TASK STATEMENT :: Output the data exactly, with every line intact.

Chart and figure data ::
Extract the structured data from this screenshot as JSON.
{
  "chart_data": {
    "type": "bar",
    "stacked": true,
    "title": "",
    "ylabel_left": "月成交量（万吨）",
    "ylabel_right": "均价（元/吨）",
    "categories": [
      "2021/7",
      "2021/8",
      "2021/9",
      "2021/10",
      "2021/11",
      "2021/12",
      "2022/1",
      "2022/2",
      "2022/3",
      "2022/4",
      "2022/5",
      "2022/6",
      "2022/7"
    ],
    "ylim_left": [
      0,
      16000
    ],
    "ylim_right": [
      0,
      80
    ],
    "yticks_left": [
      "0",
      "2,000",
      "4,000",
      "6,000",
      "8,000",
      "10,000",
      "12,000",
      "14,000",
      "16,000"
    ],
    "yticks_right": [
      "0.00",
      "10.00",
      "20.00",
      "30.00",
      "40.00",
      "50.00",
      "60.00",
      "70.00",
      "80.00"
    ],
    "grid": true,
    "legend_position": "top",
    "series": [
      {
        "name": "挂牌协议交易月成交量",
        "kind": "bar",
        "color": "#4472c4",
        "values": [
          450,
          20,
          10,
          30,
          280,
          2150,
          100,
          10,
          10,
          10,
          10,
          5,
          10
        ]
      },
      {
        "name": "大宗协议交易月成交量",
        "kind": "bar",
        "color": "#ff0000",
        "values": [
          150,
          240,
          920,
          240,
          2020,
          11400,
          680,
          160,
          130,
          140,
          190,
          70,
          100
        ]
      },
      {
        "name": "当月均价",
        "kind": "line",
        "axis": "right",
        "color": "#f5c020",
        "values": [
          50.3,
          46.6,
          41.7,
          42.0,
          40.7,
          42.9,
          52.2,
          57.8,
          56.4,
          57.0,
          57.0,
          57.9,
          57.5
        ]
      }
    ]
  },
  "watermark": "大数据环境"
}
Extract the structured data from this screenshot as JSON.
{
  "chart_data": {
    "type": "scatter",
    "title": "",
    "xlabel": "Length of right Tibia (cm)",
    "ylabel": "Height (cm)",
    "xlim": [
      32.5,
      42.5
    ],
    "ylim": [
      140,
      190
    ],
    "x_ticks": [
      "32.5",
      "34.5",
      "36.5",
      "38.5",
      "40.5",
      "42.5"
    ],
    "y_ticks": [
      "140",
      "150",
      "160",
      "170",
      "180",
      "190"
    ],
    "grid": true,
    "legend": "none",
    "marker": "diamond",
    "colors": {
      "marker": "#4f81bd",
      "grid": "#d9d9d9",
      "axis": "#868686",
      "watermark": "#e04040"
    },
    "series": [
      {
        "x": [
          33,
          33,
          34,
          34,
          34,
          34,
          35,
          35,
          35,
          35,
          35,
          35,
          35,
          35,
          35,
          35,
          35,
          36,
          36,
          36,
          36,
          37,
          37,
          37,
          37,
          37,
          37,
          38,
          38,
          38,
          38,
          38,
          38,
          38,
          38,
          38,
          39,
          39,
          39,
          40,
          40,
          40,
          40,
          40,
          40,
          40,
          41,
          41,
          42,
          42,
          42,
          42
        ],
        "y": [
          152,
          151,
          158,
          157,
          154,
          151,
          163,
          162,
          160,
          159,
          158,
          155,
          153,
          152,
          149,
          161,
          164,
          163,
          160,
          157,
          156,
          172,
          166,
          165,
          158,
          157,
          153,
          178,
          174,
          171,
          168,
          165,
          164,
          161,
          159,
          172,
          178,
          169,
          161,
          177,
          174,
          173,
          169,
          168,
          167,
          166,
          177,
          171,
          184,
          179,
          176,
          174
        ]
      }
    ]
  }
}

FULL ANSWER ::
Extract the structured data from this screenshot as JSON.
{
  "chart_data": {
    "type": "bar",
    "stacked": true,
    "title": "",
    "ylabel_left": "月成交量（万吨）",
    "ylabel_right": "均价（元/吨）",
    "categories": [
      "2021/7",
      "2021/8",
      "2021/9",
      "2021/10",
      "2021/11",
      "2021/12",
      "2022/1",
      "2022/2",
      "2022/3",
      "2022/4",
      "2022/5",
      "2022/6",
      "2022/7"
    ],
    "ylim_left": [
      0,
      16000
    ],
    "ylim_right": [
      0,
      80
    ],
    "yticks_left": [
      "0",
      "2,000",
      "4,000",
      "6,000",
      "8,000",
      "10,000",
      "12,000",
      "14,000",
      "16,000"
    ],
    "yticks_right": [
      "0.00",
      "10.00",
      "20.00",
      "30.00",
      "40.00",
      "50.00",
      "60.00",
      "70.00",
      "80.00"
    ],
    "grid": true,
    "legend_position": "top",
    "series": [
      {
        "name": "挂牌协议交易月成交量",
        "kind": "bar",
        "color": "#4472c4",
        "values": [
          450,
          20,
          10,
          30,
          280,
          2150,
          100,
          10,
          10,
          10,
          10,
          5,
          10
        ]
      },
      {
        "name": "大宗协议交易月成交量",
        "kind": "bar",
        "color": "#ff0000",
        "values": [
          150,
          240,
          920,
          240,
          2020,
          11400,
          680,
          160,
          130,
          140,
          190,
          70,
          100
        ]
      },
      {
        "name": "当月均价",
        "kind": "line",
        "axis": "right",
        "color": "#f5c020",
        "values": [
          50.3,
          46.6,
          41.7,
          42.0,
          40.7,
          42.9,
          52.2,
          57.8,
          56.4,
          57.0,
          57.0,
          57.9,
          57.5
        ]
      }
    ]
  },
  "watermark": "大数据环境"
}
Extract the structured data from this screenshot as JSON.
{
  "chart_data": {
    "type": "scatter",
    "title": "",
    "xlabel": "Length of right Tibia (cm)",
    "ylabel": "Height (cm)",
    "xlim": [
      32.5,
      42.5
    ],
    "ylim": [
      140,
      190
    ],
    "x_ticks": [
      "32.5",
      "34.5",
      "36.5",
      "38.5",
      "40.5",
      "42.5"
    ],
    "y_ticks": [
      "140",
      "150",
      "160",
      "170",
      "180",
      "190"
    ],
    "grid": true,
    "legend": "none",
    "marker": "diamond",
    "colors": {
      "marker": "#4f81bd",
      "grid": "#d9d9d9",
      "axis": "#868686",
      "watermark": "#e04040"
    },
    "series": [
      {
        "x": [
          33,
          33,
          34,
          34,
          34,
          34,
          35,
          35,
          35,
          35,
          35,
          35,
          35,
          35,
          35,
          35,
          35,
          36,
          36,
          36,
          36,
          37,
          37,
          37,
          37,
          37,
          37,
          38,
          38,
          38,
          38,
          38,
          38,
          38,
          38,
          38,
          39,
          39,
          39,
          40,
          40,
          40,
          40,
          40,
          40,
          40,
          41,
          41,
          42,
          42,
          42,
          42
        ],
        "y": [
          152,
          151,
          158,
          157,
          154,
          151,
          163,
          162,
          160,
          159,
          158,
          155,
          153,
          152,
          149,
          161,
          164,
          163,
          160,
          157,
          156,
          172,
          166,
          165,
          158,
          157,
          153,
          178,
          174,
          171,
          168,
          165,
          164,
          161,
          159,
          172,
          178,
          169,
          161,
          177,
          174,
          173,
          169,
          168,
          167,
          166,
          177,
          171,
          184,
          179,
          176,
          174
        ]
      }
    ]
  }
}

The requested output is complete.